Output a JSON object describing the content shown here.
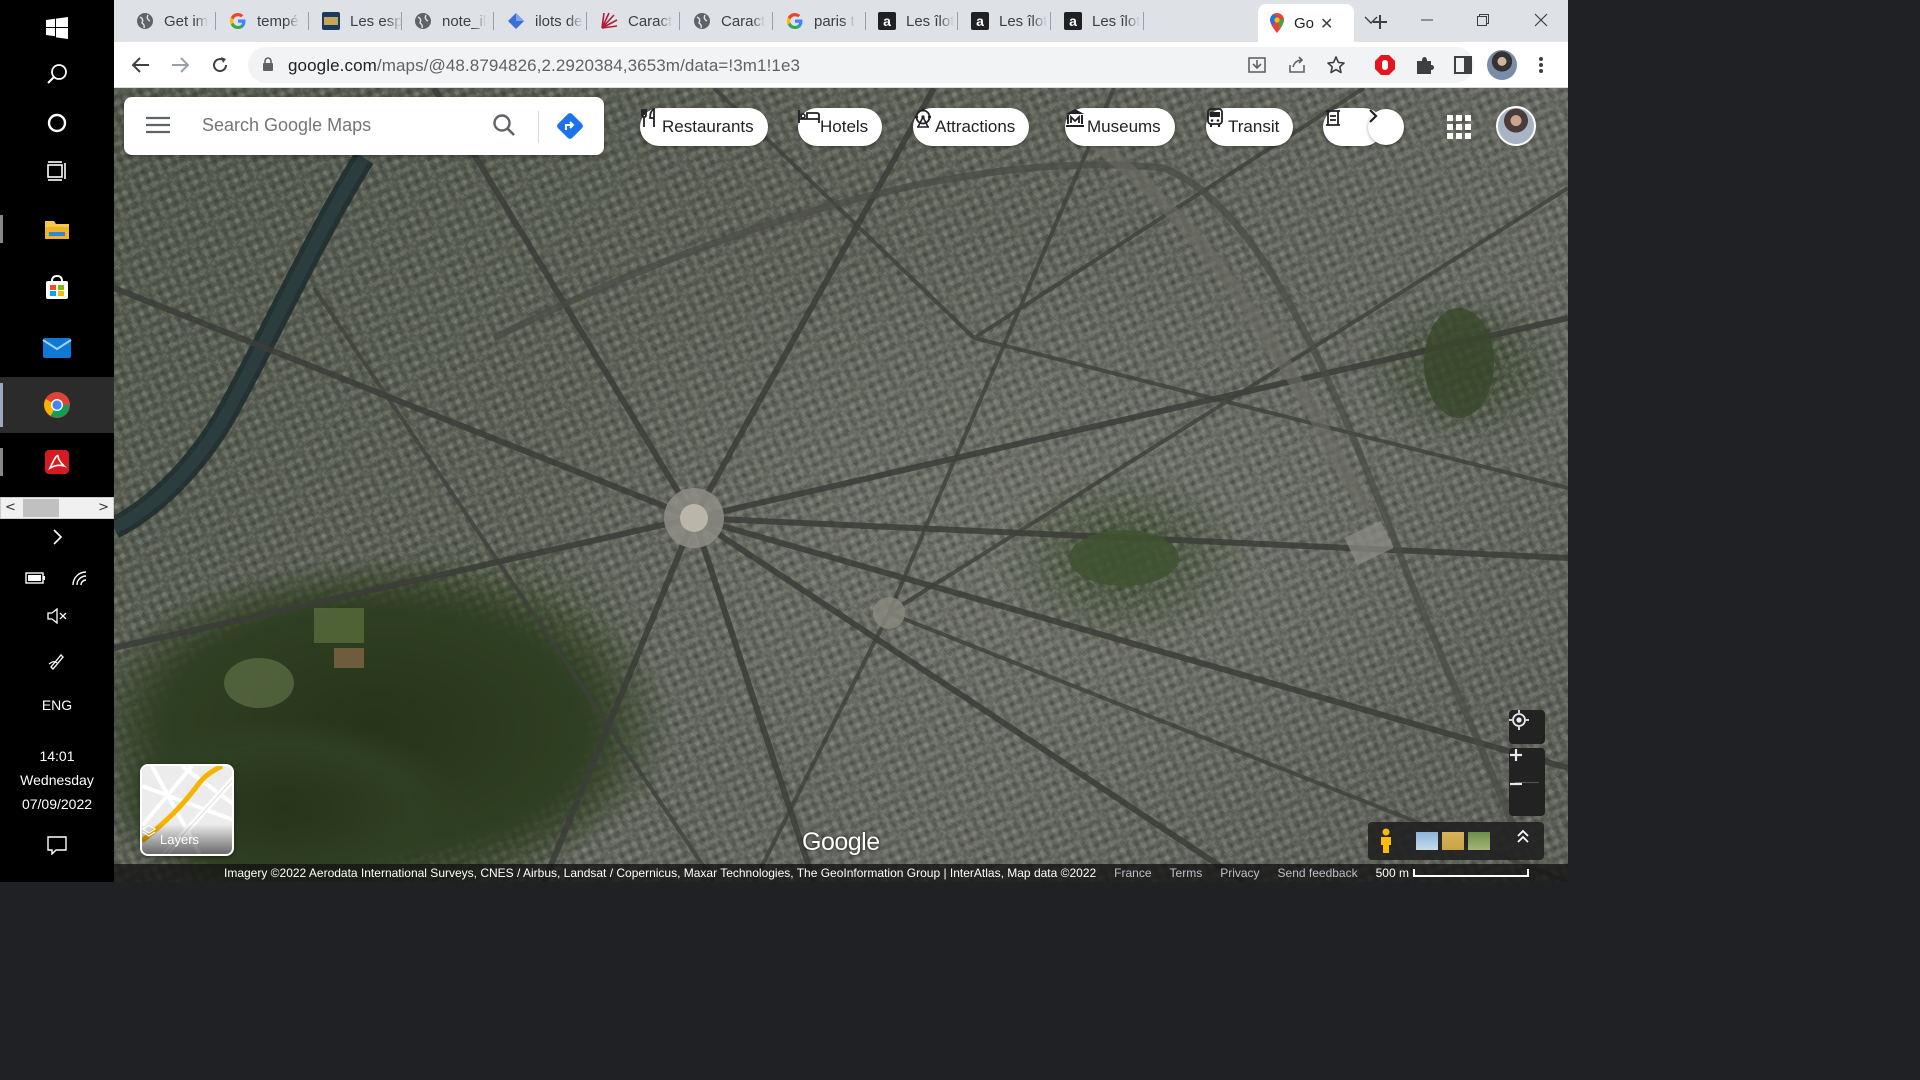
{
  "taskbar": {
    "icons": [
      "windows-start-icon",
      "search-icon",
      "cortana-icon",
      "task-view-icon",
      "file-explorer-icon",
      "microsoft-store-icon",
      "mail-icon",
      "chrome-icon",
      "acrobat-icon"
    ],
    "tray_icons": [
      "chevron-right-icon",
      "battery-icon",
      "wifi-icon",
      "mute-icon",
      "pen-icon"
    ],
    "language": "ENG",
    "time": "14:01",
    "day": "Wednesday",
    "date": "07/09/2022"
  },
  "tabs": [
    {
      "title": "Get im",
      "icon": "globe-icon"
    },
    {
      "title": "tempé",
      "icon": "google-icon"
    },
    {
      "title": "Les esp",
      "icon": "c21-icon"
    },
    {
      "title": "note_il",
      "icon": "globe-icon"
    },
    {
      "title": "ilots de",
      "icon": "diamond-icon"
    },
    {
      "title": "Caract",
      "icon": "sunburst-icon"
    },
    {
      "title": "Caract",
      "icon": "globe-icon"
    },
    {
      "title": "paris t",
      "icon": "google-icon"
    },
    {
      "title": "Les îlot",
      "icon": "a-icon"
    },
    {
      "title": "Les îlot",
      "icon": "a-icon"
    },
    {
      "title": "Les îlot",
      "icon": "a-icon"
    }
  ],
  "active_tab": {
    "title": "Go",
    "icon": "maps-pin-icon"
  },
  "toolbar": {
    "url_host": "google.com",
    "url_path": "/maps/@48.8794826,2.2920384,3653m/data=!3m1!1e3"
  },
  "maps": {
    "search_placeholder": "Search Google Maps",
    "chips": [
      {
        "label": "Restaurants",
        "icon": "fork-knife-icon"
      },
      {
        "label": "Hotels",
        "icon": "bed-icon"
      },
      {
        "label": "Attractions",
        "icon": "ferris-wheel-icon"
      },
      {
        "label": "Museums",
        "icon": "museum-icon"
      },
      {
        "label": "Transit",
        "icon": "bus-icon"
      },
      {
        "label": "",
        "icon": "atm-icon"
      }
    ],
    "layers_label": "Layers",
    "logo": "Google",
    "attribution": {
      "imagery": "Imagery ©2022 Aerodata International Surveys, CNES / Airbus, Landsat / Copernicus, Maxar Technologies, The GeoInformation Group | InterAtlas, Map data ©2022",
      "country": "France",
      "terms": "Terms",
      "privacy": "Privacy",
      "feedback": "Send feedback",
      "scale": "500 m"
    }
  }
}
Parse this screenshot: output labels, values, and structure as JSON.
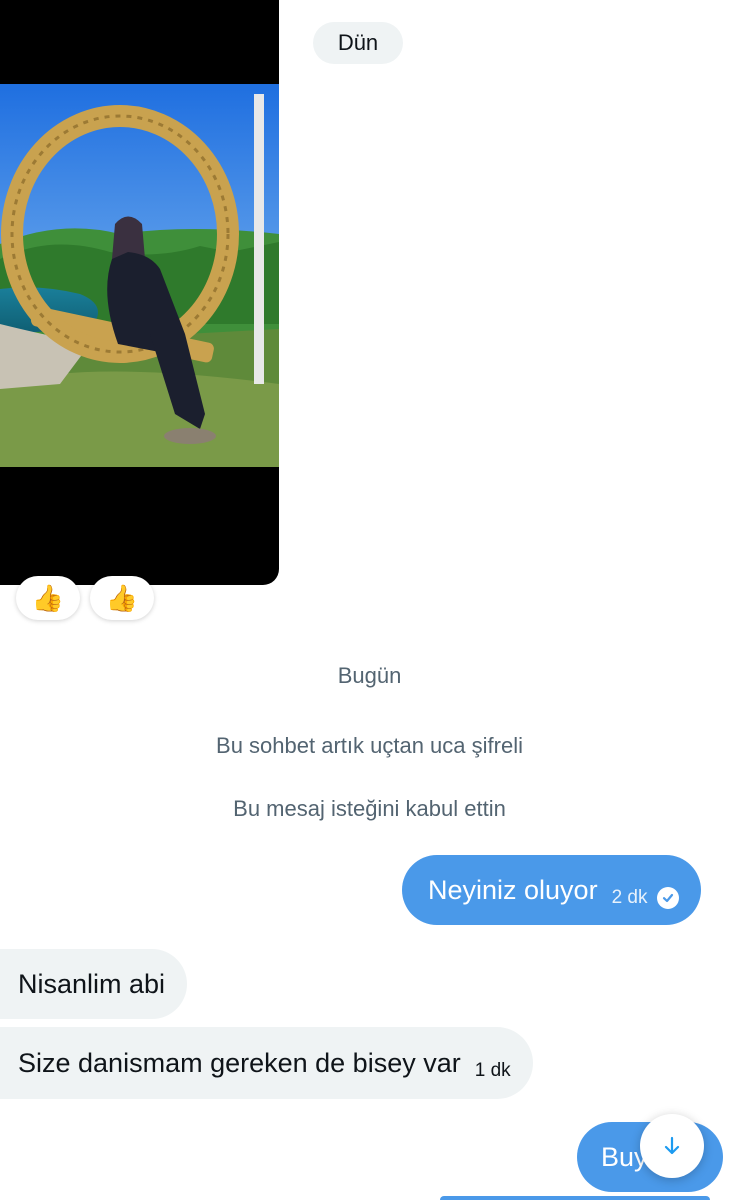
{
  "conversation": {
    "yesterday_label": "Dün",
    "today_label": "Bugün",
    "system_messages": [
      "Bu sohbet artık uçtan uca şifreli",
      "Bu mesaj isteğini kabul ettin"
    ]
  },
  "media_message": {
    "reactions": [
      "👍",
      "👍"
    ]
  },
  "messages": [
    {
      "direction": "outgoing",
      "text": "Neyiniz oluyor",
      "time": "2 dk",
      "status": "read"
    },
    {
      "direction": "incoming",
      "text": "Nisanlim abi",
      "time": ""
    },
    {
      "direction": "incoming",
      "text": "Size danismam gereken de bisey var",
      "time": "1 dk"
    },
    {
      "direction": "outgoing",
      "text": "Buy",
      "time": ""
    }
  ],
  "controls": {
    "scroll_down_icon": "arrow-down-icon"
  },
  "colors": {
    "outgoing_bubble": "#4a99e9",
    "incoming_bubble": "#eff3f4",
    "system_text": "#536471"
  }
}
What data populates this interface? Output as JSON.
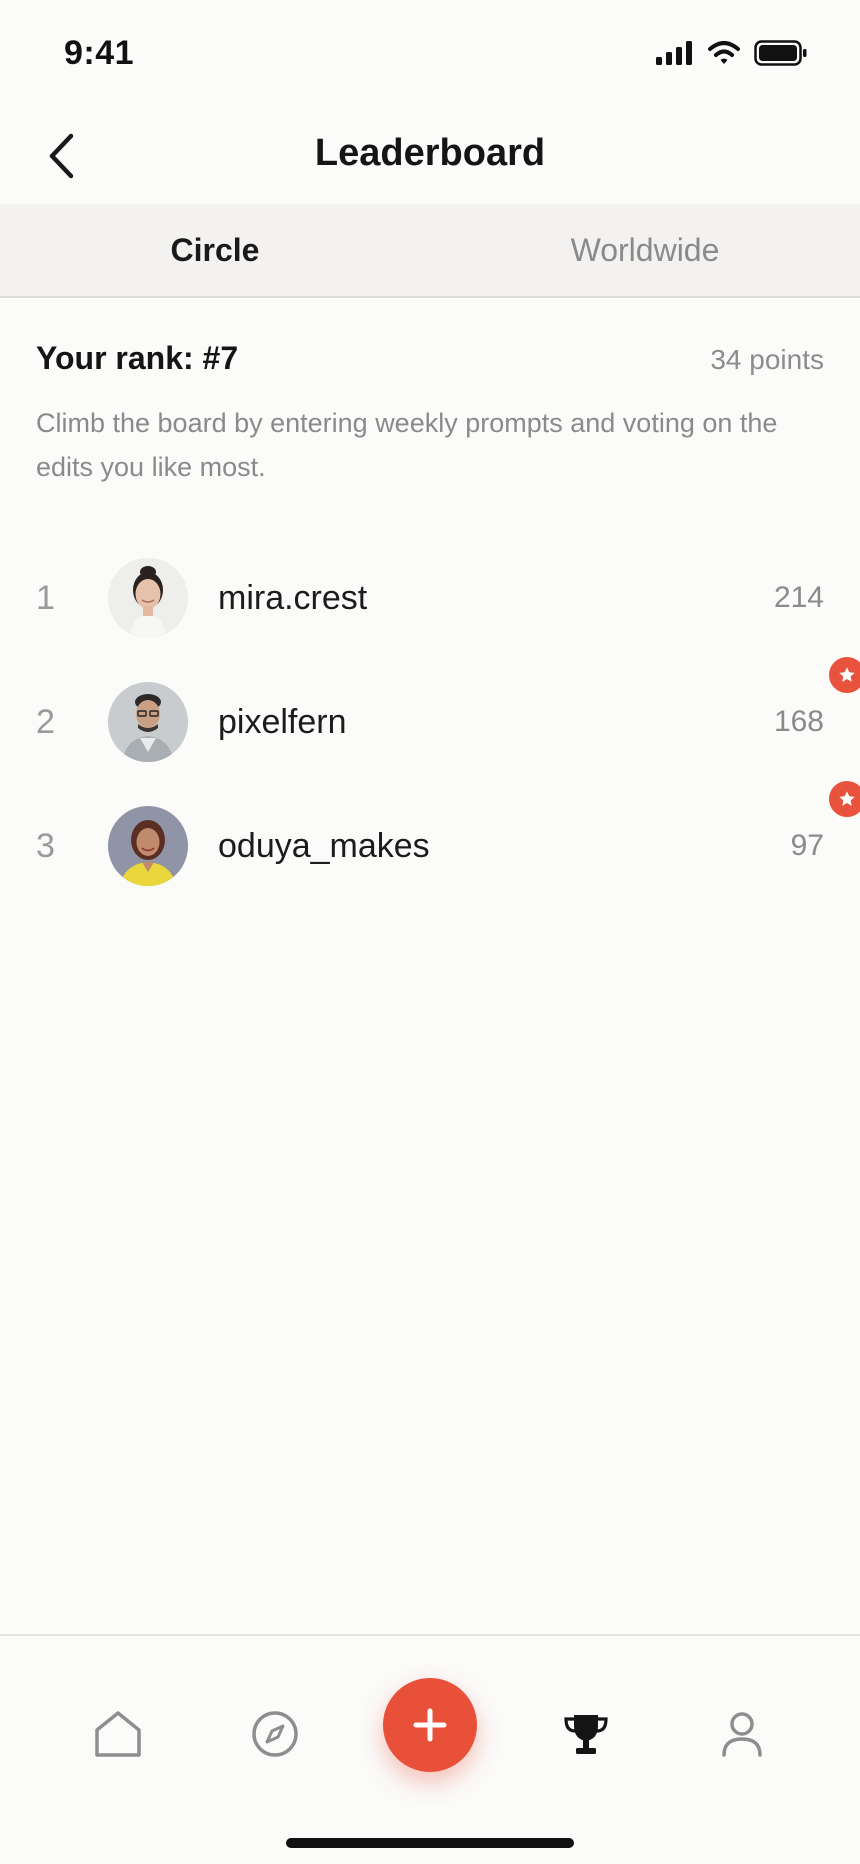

• [Task to complete]: Lines holding the word "time" in the entries above are the ones to pull out. Copy them all.

• [Written answer]:
    "time": "14:01",
      "time": "2 dk",
      "time": ""
      "time": "1 dk"
      "time": ""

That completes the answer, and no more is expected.